● Source document
'''
We were really lucky to find a gem of a campsite on the edge of the river overlooking Salto Chico, where we had a relaxing couple of days sunbathing and kayaking in our own private spot. The good thing about overlanding is that it does present these opportunities sometimes!
After a long day’s drive we finally reached Santiago, Chile’s vibrant capital city and our first stay in a hotel since Buenos Aires. (A whole 33 days later, not that I was counting or anything!) We soaked up some Chilean culture in Plaza de Armas and sampled a traditional ‘chorillana’ (chips, egg, onion, steak and sausage) before heading back to Argentina for a taste of wine country.
After a very windy drive (we drove around 40 bends no less!) and a troublesome border crossing, (more to do with the paperwork for the truck than the passengers) we crossed back into Argentina with wine on our minds as we drove towards Mendoza, Argentina’s main wine producing region.
It was another few days of luxury, 3 nights in a hotel, so everyone made use of the showers, beds, and of course the Wi-Fi! But what we had all been looking forward to the most was a group winery tour. Excitingly, we got to visit 3 wineries, an olive oil factory and a chocolateria where we could see fancy chocolates being made by hand. Of course the best part was all of the sampling we were able to do!
'''
● Set task 1
Write out the road trip account word for word, from "It was another" up to and including "able to do!".
● Set task 2
According to the road trip account, what goes into a chorillana?
● Set task 3
Keep the road trip account going from its final sentence onward.

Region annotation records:
'''
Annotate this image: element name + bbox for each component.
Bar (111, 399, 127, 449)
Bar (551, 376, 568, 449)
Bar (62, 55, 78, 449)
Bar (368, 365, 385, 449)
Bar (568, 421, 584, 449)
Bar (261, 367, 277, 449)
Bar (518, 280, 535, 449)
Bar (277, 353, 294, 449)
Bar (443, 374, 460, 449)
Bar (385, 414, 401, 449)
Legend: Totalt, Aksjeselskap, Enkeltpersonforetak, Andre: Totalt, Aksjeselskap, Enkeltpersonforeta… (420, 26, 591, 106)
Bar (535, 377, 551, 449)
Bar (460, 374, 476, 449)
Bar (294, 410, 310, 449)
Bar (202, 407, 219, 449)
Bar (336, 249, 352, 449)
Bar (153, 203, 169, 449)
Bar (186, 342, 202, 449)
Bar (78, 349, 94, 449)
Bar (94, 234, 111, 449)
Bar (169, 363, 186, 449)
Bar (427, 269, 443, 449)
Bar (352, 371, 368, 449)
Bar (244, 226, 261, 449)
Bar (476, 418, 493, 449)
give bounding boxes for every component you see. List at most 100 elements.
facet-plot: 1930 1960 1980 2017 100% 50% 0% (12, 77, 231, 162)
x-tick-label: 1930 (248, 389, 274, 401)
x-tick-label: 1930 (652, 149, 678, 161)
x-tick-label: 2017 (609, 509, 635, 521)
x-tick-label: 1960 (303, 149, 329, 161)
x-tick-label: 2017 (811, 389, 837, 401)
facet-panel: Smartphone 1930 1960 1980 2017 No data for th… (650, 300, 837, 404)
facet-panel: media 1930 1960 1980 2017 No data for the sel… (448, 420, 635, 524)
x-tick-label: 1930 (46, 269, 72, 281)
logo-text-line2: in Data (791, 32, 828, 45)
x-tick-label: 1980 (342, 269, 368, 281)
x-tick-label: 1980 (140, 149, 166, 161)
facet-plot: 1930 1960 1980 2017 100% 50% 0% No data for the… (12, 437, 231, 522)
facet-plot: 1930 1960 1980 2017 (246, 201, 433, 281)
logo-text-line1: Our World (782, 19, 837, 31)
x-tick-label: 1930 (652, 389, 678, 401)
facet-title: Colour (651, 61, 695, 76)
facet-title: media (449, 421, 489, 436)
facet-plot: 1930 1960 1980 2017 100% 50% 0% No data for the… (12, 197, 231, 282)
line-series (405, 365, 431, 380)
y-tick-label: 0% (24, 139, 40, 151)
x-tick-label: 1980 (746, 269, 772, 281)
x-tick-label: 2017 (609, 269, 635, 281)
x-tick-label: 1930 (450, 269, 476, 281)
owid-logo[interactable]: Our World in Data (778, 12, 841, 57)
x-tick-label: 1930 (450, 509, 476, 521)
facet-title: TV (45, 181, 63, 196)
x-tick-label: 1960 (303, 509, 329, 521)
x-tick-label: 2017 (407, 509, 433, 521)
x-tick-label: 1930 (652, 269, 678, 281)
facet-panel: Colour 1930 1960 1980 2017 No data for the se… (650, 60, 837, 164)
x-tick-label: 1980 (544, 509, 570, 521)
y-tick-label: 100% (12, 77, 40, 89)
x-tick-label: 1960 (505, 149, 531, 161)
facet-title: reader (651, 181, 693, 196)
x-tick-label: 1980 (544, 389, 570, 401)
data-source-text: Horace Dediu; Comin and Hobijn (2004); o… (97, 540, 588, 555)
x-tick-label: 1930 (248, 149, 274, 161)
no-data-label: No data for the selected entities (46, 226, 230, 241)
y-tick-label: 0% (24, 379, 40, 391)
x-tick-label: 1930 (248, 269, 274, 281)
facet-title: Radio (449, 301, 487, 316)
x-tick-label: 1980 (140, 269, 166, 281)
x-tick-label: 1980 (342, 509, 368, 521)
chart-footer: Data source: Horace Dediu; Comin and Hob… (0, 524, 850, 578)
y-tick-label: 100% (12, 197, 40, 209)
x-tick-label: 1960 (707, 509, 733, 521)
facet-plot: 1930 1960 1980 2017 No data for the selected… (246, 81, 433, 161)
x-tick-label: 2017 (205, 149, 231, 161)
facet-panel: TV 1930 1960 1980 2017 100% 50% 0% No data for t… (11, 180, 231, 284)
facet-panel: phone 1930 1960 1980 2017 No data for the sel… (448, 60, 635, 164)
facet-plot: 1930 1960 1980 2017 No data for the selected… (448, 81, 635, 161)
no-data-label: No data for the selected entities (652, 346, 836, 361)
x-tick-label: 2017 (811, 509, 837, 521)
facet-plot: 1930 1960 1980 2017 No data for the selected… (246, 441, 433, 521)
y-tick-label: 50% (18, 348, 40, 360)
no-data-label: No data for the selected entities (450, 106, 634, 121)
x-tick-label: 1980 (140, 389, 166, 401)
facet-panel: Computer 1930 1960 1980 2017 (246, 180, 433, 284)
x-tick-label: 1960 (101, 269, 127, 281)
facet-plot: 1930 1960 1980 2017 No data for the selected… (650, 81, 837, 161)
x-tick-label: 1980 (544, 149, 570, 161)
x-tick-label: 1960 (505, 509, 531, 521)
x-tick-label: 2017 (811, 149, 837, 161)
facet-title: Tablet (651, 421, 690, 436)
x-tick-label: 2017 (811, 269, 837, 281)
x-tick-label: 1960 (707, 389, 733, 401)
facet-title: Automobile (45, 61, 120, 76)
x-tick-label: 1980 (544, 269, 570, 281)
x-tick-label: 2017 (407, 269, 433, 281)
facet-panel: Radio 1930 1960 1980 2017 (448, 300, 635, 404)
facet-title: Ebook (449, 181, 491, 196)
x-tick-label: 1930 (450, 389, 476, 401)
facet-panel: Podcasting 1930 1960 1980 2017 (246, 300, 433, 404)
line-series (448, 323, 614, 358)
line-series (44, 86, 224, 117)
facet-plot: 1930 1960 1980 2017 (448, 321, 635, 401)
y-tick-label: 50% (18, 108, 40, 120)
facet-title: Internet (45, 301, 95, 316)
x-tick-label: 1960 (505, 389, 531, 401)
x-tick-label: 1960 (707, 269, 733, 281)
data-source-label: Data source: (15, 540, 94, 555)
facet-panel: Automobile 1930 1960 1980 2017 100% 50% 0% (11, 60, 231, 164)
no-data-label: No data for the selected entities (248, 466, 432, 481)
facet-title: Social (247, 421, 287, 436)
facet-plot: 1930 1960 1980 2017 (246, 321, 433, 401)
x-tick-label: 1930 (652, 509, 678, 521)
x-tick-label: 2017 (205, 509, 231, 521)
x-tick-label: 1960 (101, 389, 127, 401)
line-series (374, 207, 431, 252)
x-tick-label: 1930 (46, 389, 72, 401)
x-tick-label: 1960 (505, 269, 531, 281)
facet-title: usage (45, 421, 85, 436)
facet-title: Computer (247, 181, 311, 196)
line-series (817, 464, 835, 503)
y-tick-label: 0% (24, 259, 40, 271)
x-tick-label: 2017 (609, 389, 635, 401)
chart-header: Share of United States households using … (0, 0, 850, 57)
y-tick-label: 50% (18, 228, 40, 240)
'''
● Task result 1
It was another few days of luxury, 3 nights in a hotel, so everyone made use of the showers, beds, and of course the Wi-Fi! But what we had all been looking forward to the most was a group winery tour. Excitingly, we got to visit 3 wineries, an olive oil factory and a chocolateria where we could see fancy chocolates being made by hand. Of course the best part was all of the sampling we were able to do!

● Task result 2
Chips, egg, onion, steak and sausage.

● Task result 3
From Mendoza, we headed to Argentina’s wetlands for a spot of wildlife watching. The Reserva Nacional Esteros del Iberia is considered one of the best wildlife viewing reserves in South America and it was our first chance to get very up close and personal with caiman, capybara and a number of different bird species native to the continent.
Our final stop in Argentina was a visit to the mighty Iguazu Falls, one of the New Seven Wonders of World. To say the falls are enormous is a real understatement. The shape of the falls and the complex system of walkways allow for spectacular vistas, a real photographer’s panoramic paradise. With 275 discrete falls in total flowing from the Iguazu River, which forms the boundary between Argentina and Brazil, they really are a phenomenal sight and undoubtedly the main highlight of our trip so far.
What a way to say farewell to Argentina! Especially as we enjoyed a boat ride that took us under some of the lesser falls, which was an exciting and very wet experience!
Next stop… Brazil!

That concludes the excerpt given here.